▶ Task instructions
Check each line of the listing for the string "heading", then state how many lines have it. Only the number is wanted.

▶ Material
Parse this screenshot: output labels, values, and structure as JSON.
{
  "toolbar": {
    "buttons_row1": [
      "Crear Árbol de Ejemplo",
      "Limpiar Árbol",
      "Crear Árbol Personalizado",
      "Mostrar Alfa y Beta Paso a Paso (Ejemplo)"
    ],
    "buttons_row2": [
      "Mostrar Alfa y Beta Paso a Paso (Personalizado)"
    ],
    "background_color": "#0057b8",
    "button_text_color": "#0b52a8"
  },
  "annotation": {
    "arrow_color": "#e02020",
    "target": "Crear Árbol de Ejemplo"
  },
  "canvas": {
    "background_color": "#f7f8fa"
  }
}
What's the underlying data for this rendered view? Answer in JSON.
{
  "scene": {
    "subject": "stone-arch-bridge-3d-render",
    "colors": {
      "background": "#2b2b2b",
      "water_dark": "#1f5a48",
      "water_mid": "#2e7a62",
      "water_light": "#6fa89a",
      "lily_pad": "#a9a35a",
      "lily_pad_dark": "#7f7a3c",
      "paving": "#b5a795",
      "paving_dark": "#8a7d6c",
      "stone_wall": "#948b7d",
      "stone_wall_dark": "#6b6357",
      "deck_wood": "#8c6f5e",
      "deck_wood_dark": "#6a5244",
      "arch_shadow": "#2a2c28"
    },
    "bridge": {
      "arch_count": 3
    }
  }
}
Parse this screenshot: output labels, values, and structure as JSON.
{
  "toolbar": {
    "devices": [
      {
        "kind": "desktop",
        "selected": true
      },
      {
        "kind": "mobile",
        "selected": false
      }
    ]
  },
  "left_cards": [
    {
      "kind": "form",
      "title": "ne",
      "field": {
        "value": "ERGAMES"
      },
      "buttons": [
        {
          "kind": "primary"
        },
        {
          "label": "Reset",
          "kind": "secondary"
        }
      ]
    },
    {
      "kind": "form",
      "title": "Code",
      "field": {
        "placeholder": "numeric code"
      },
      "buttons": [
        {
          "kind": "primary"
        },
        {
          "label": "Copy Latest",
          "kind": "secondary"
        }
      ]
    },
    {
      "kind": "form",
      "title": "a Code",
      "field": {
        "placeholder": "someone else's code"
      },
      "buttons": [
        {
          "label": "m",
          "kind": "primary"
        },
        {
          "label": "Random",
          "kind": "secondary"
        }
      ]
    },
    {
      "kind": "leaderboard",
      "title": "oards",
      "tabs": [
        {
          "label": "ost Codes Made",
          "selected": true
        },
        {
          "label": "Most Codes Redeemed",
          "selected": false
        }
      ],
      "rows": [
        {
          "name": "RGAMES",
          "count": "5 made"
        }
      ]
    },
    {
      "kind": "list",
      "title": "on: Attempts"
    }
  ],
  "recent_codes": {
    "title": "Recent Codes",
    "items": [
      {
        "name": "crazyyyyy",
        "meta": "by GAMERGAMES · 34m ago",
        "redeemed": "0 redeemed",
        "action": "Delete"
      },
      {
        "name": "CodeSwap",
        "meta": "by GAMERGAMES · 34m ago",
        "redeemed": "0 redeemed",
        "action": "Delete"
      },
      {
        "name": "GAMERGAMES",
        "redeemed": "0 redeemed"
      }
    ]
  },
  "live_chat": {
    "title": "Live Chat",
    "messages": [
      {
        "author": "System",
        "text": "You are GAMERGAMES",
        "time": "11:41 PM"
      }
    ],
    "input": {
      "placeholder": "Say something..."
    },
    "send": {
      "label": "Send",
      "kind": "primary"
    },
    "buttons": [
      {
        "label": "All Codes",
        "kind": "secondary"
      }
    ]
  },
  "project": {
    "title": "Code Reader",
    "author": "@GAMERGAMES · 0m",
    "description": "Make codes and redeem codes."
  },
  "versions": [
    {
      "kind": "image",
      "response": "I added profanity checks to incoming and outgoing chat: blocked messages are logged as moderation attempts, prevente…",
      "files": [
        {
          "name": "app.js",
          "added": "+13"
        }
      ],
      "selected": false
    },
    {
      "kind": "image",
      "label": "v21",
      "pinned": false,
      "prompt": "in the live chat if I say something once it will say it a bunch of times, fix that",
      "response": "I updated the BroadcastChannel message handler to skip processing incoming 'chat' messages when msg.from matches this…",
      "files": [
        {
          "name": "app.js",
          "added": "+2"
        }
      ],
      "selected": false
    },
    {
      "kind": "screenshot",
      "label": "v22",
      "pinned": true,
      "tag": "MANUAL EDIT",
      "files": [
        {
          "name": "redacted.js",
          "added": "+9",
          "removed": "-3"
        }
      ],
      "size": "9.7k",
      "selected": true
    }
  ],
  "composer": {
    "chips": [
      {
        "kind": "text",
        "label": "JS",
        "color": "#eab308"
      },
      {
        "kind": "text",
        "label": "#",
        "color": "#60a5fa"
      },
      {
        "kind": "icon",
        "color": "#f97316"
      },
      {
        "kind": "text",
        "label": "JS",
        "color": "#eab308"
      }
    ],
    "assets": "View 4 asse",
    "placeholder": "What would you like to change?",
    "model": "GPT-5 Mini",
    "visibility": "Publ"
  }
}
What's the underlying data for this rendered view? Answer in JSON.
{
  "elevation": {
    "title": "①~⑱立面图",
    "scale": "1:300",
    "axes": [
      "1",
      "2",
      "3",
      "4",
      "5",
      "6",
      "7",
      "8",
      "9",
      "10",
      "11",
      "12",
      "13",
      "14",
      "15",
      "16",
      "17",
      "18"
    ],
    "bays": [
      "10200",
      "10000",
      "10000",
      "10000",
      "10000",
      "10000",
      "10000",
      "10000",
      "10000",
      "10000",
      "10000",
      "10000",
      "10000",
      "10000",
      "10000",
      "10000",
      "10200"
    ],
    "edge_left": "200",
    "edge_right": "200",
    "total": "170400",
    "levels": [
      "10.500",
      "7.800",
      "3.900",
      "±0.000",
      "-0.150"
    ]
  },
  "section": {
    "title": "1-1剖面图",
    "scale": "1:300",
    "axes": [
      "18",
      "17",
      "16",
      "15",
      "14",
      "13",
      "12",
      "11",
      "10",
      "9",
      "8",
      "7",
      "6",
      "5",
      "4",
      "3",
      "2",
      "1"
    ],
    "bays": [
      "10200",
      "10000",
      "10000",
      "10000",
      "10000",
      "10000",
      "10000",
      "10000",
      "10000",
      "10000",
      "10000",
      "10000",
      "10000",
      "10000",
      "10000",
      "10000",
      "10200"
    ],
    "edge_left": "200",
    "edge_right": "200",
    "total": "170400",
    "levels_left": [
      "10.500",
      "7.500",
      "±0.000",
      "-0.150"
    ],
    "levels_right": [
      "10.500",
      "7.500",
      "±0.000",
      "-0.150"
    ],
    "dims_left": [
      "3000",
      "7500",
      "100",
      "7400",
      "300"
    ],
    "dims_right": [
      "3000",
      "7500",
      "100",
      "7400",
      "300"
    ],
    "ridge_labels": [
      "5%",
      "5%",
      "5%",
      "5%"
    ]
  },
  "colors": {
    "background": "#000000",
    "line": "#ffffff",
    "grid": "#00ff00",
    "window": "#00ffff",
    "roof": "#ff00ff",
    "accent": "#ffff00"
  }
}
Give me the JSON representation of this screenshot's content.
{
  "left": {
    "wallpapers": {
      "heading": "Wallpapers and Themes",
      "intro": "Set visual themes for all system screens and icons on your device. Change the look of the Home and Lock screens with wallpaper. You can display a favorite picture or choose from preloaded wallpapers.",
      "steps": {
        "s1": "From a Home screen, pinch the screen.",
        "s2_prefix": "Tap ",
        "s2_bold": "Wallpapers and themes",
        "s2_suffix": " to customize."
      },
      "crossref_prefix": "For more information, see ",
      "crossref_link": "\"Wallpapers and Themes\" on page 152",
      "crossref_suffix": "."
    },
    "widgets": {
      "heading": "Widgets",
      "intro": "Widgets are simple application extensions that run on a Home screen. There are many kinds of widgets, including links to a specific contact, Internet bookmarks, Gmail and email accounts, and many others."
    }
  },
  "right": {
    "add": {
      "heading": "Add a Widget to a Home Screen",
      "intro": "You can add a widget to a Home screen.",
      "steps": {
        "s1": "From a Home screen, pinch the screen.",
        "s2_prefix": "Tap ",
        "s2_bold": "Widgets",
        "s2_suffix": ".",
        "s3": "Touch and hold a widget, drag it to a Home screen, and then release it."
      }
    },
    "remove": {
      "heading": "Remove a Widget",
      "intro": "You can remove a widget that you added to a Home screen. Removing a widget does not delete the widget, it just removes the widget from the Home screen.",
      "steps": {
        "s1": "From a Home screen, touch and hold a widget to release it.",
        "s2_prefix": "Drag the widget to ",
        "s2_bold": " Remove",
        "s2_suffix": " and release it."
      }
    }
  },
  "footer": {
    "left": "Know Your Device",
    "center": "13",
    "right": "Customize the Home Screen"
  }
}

▶ Exercise result
4